## WHAT YOU HAVE TO DO
Provide the data again in its entirety, exactly as given.

============================================================

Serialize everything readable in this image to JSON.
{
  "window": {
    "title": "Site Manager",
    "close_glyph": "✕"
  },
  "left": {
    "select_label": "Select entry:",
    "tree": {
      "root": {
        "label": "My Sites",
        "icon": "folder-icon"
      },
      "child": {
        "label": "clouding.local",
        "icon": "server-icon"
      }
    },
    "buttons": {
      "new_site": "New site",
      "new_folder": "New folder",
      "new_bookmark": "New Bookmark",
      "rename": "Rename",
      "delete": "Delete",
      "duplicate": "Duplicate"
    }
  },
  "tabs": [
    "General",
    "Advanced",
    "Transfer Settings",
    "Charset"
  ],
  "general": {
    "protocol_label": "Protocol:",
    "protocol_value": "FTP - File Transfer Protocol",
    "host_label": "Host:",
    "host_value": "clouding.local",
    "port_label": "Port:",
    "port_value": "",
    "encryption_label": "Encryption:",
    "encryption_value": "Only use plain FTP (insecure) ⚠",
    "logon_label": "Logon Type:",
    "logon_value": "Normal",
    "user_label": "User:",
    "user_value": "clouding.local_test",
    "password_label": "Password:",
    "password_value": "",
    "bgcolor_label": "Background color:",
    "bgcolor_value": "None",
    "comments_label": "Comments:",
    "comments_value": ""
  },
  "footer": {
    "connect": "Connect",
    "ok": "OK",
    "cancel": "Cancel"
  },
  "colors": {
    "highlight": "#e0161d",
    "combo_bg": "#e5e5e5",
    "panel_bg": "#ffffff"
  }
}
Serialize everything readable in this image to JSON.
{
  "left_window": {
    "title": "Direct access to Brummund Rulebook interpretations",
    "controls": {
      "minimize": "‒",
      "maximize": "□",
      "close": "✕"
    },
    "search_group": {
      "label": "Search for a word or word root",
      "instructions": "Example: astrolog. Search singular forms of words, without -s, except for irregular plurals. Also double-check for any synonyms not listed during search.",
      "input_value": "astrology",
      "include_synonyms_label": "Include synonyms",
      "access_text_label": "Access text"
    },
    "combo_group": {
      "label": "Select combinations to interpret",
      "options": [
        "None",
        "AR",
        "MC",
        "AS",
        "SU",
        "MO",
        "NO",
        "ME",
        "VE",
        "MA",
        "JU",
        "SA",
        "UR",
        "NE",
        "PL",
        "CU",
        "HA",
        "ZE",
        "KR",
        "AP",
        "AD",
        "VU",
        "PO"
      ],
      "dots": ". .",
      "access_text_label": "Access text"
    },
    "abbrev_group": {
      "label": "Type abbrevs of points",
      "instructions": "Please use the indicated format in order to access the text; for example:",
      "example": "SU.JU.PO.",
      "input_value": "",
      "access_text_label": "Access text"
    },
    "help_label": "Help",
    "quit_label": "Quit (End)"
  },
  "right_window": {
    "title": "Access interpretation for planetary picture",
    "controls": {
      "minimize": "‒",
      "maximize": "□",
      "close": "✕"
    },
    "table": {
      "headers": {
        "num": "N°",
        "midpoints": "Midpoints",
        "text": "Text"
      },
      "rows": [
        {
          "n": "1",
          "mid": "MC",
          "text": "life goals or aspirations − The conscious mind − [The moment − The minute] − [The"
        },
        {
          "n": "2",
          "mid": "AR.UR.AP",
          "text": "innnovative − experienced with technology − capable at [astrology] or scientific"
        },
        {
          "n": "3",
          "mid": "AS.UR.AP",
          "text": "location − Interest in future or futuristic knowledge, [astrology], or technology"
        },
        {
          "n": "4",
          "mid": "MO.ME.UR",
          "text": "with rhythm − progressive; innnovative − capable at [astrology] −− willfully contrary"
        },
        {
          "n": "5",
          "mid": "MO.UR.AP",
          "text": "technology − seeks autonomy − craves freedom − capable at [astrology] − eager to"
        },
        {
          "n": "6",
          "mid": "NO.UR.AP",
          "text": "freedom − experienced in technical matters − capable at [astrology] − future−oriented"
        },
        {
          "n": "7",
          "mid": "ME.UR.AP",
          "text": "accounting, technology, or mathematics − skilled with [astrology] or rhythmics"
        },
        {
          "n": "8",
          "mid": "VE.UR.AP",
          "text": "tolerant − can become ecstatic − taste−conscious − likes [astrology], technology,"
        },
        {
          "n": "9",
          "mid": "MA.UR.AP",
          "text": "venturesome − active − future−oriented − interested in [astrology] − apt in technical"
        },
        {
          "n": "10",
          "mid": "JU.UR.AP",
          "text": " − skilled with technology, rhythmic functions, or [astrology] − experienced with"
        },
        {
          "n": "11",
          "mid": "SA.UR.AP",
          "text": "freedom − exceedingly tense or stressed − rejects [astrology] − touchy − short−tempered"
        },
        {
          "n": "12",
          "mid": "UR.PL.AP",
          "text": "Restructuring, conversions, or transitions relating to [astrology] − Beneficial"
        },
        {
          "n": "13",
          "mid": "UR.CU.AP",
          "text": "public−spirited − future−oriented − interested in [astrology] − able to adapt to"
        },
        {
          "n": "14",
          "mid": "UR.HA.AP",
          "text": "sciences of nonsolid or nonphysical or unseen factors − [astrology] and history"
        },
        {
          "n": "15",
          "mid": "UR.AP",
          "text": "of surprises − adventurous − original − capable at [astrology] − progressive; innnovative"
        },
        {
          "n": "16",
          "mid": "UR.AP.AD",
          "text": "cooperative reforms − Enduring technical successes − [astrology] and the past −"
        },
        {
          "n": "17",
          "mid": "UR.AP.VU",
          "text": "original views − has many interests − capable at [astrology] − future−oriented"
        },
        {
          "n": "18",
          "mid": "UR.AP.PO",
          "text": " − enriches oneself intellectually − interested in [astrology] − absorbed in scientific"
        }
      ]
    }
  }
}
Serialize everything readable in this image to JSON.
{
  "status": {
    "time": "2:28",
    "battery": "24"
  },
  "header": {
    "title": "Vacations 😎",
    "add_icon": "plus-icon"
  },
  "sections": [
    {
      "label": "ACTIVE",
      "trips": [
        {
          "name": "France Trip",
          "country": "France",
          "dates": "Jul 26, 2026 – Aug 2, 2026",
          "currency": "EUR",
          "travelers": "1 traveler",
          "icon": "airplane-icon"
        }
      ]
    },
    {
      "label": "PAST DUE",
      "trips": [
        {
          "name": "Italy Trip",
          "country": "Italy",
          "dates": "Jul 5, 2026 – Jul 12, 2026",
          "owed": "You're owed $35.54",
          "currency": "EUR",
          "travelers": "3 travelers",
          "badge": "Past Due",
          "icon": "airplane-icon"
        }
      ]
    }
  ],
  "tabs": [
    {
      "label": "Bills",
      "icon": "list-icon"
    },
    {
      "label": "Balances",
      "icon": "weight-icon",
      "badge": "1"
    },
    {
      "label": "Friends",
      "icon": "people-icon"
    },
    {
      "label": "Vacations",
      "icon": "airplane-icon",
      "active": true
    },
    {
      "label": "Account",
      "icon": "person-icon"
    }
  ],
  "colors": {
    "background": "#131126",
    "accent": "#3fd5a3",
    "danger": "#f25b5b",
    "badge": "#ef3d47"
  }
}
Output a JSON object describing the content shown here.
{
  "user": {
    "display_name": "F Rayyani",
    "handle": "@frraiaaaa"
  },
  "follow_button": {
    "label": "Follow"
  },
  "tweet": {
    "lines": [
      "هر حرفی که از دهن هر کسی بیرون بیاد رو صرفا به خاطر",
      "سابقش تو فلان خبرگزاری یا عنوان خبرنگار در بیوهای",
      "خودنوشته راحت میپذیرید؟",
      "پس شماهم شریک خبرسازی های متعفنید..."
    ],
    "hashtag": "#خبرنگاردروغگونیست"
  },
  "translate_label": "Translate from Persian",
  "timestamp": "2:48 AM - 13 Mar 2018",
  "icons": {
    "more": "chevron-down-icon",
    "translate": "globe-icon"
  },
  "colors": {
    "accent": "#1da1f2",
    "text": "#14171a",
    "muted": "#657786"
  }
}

============================================================

## COMPLETE OUTPUT
Serialize everything readable in this image to JSON.
{
  "window": {
    "title": "Site Manager",
    "close_glyph": "✕"
  },
  "left": {
    "select_label": "Select entry:",
    "tree": {
      "root": {
        "label": "My Sites",
        "icon": "folder-icon"
      },
      "child": {
        "label": "clouding.local",
        "icon": "server-icon"
      }
    },
    "buttons": {
      "new_site": "New site",
      "new_folder": "New folder",
      "new_bookmark": "New Bookmark",
      "rename": "Rename",
      "delete": "Delete",
      "duplicate": "Duplicate"
    }
  },
  "tabs": [
    "General",
    "Advanced",
    "Transfer Settings",
    "Charset"
  ],
  "general": {
    "protocol_label": "Protocol:",
    "protocol_value": "FTP - File Transfer Protocol",
    "host_label": "Host:",
    "host_value": "clouding.local",
    "port_label": "Port:",
    "port_value": "",
    "encryption_label": "Encryption:",
    "encryption_value": "Only use plain FTP (insecure) ⚠",
    "logon_label": "Logon Type:",
    "logon_value": "Normal",
    "user_label": "User:",
    "user_value": "clouding.local_test",
    "password_label": "Password:",
    "password_value": "",
    "bgcolor_label": "Background color:",
    "bgcolor_value": "None",
    "comments_label": "Comments:",
    "comments_value": ""
  },
  "footer": {
    "connect": "Connect",
    "ok": "OK",
    "cancel": "Cancel"
  },
  "colors": {
    "highlight": "#e0161d",
    "combo_bg": "#e5e5e5",
    "panel_bg": "#ffffff"
  }
}
Serialize everything readable in this image to JSON.
{
  "left_window": {
    "title": "Direct access to Brummund Rulebook interpretations",
    "controls": {
      "minimize": "‒",
      "maximize": "□",
      "close": "✕"
    },
    "search_group": {
      "label": "Search for a word or word root",
      "instructions": "Example: astrolog. Search singular forms of words, without -s, except for irregular plurals. Also double-check for any synonyms not listed during search.",
      "input_value": "astrology",
      "include_synonyms_label": "Include synonyms",
      "access_text_label": "Access text"
    },
    "combo_group": {
      "label": "Select combinations to interpret",
      "options": [
        "None",
        "AR",
        "MC",
        "AS",
        "SU",
        "MO",
        "NO",
        "ME",
        "VE",
        "MA",
        "JU",
        "SA",
        "UR",
        "NE",
        "PL",
        "CU",
        "HA",
        "ZE",
        "KR",
        "AP",
        "AD",
        "VU",
        "PO"
      ],
      "dots": ". .",
      "access_text_label": "Access text"
    },
    "abbrev_group": {
      "label": "Type abbrevs of points",
      "instructions": "Please use the indicated format in order to access the text; for example:",
      "example": "SU.JU.PO.",
      "input_value": "",
      "access_text_label": "Access text"
    },
    "help_label": "Help",
    "quit_label": "Quit (End)"
  },
  "right_window": {
    "title": "Access interpretation for planetary picture",
    "controls": {
      "minimize": "‒",
      "maximize": "□",
      "close": "✕"
    },
    "table": {
      "headers": {
        "num": "N°",
        "midpoints": "Midpoints",
        "text": "Text"
      },
      "rows": [
        {
          "n": "1",
          "mid": "MC",
          "text": "life goals or aspirations − The conscious mind − [The moment − The minute] − [The"
        },
        {
          "n": "2",
          "mid": "AR.UR.AP",
          "text": "innnovative − experienced with technology − capable at [astrology] or scientific"
        },
        {
          "n": "3",
          "mid": "AS.UR.AP",
          "text": "location − Interest in future or futuristic knowledge, [astrology], or technology"
        },
        {
          "n": "4",
          "mid": "MO.ME.UR",
          "text": "with rhythm − progressive; innnovative − capable at [astrology] −− willfully contrary"
        },
        {
          "n": "5",
          "mid": "MO.UR.AP",
          "text": "technology − seeks autonomy − craves freedom − capable at [astrology] − eager to"
        },
        {
          "n": "6",
          "mid": "NO.UR.AP",
          "text": "freedom − experienced in technical matters − capable at [astrology] − future−oriented"
        },
        {
          "n": "7",
          "mid": "ME.UR.AP",
          "text": "accounting, technology, or mathematics − skilled with [astrology] or rhythmics"
        },
        {
          "n": "8",
          "mid": "VE.UR.AP",
          "text": "tolerant − can become ecstatic − taste−conscious − likes [astrology], technology,"
        },
        {
          "n": "9",
          "mid": "MA.UR.AP",
          "text": "venturesome − active − future−oriented − interested in [astrology] − apt in technical"
        },
        {
          "n": "10",
          "mid": "JU.UR.AP",
          "text": " − skilled with technology, rhythmic functions, or [astrology] − experienced with"
        },
        {
          "n": "11",
          "mid": "SA.UR.AP",
          "text": "freedom − exceedingly tense or stressed − rejects [astrology] − touchy − short−tempered"
        },
        {
          "n": "12",
          "mid": "UR.PL.AP",
          "text": "Restructuring, conversions, or transitions relating to [astrology] − Beneficial"
        },
        {
          "n": "13",
          "mid": "UR.CU.AP",
          "text": "public−spirited − future−oriented − interested in [astrology] − able to adapt to"
        },
        {
          "n": "14",
          "mid": "UR.HA.AP",
          "text": "sciences of nonsolid or nonphysical or unseen factors − [astrology] and history"
        },
        {
          "n": "15",
          "mid": "UR.AP",
          "text": "of surprises − adventurous − original − capable at [astrology] − progressive; innnovative"
        },
        {
          "n": "16",
          "mid": "UR.AP.AD",
          "text": "cooperative reforms − Enduring technical successes − [astrology] and the past −"
        },
        {
          "n": "17",
          "mid": "UR.AP.VU",
          "text": "original views − has many interests − capable at [astrology] − future−oriented"
        },
        {
          "n": "18",
          "mid": "UR.AP.PO",
          "text": " − enriches oneself intellectually − interested in [astrology] − absorbed in scientific"
        }
      ]
    }
  }
}
Serialize everything readable in this image to JSON.
{
  "status": {
    "time": "2:28",
    "battery": "24"
  },
  "header": {
    "title": "Vacations 😎",
    "add_icon": "plus-icon"
  },
  "sections": [
    {
      "label": "ACTIVE",
      "trips": [
        {
          "name": "France Trip",
          "country": "France",
          "dates": "Jul 26, 2026 – Aug 2, 2026",
          "currency": "EUR",
          "travelers": "1 traveler",
          "icon": "airplane-icon"
        }
      ]
    },
    {
      "label": "PAST DUE",
      "trips": [
        {
          "name": "Italy Trip",
          "country": "Italy",
          "dates": "Jul 5, 2026 – Jul 12, 2026",
          "owed": "You're owed $35.54",
          "currency": "EUR",
          "travelers": "3 travelers",
          "badge": "Past Due",
          "icon": "airplane-icon"
        }
      ]
    }
  ],
  "tabs": [
    {
      "label": "Bills",
      "icon": "list-icon"
    },
    {
      "label": "Balances",
      "icon": "weight-icon",
      "badge": "1"
    },
    {
      "label": "Friends",
      "icon": "people-icon"
    },
    {
      "label": "Vacations",
      "icon": "airplane-icon",
      "active": true
    },
    {
      "label": "Account",
      "icon": "person-icon"
    }
  ],
  "colors": {
    "background": "#131126",
    "accent": "#3fd5a3",
    "danger": "#f25b5b",
    "badge": "#ef3d47"
  }
}
Output a JSON object describing the content shown here.
{
  "user": {
    "display_name": "F Rayyani",
    "handle": "@frraiaaaa"
  },
  "follow_button": {
    "label": "Follow"
  },
  "tweet": {
    "lines": [
      "هر حرفی که از دهن هر کسی بیرون بیاد رو صرفا به خاطر",
      "سابقش تو فلان خبرگزاری یا عنوان خبرنگار در بیوهای",
      "خودنوشته راحت میپذیرید؟",
      "پس شماهم شریک خبرسازی های متعفنید..."
    ],
    "hashtag": "#خبرنگاردروغگونیست"
  },
  "translate_label": "Translate from Persian",
  "timestamp": "2:48 AM - 13 Mar 2018",
  "icons": {
    "more": "chevron-down-icon",
    "translate": "globe-icon"
  },
  "colors": {
    "accent": "#1da1f2",
    "text": "#14171a",
    "muted": "#657786"
  }
}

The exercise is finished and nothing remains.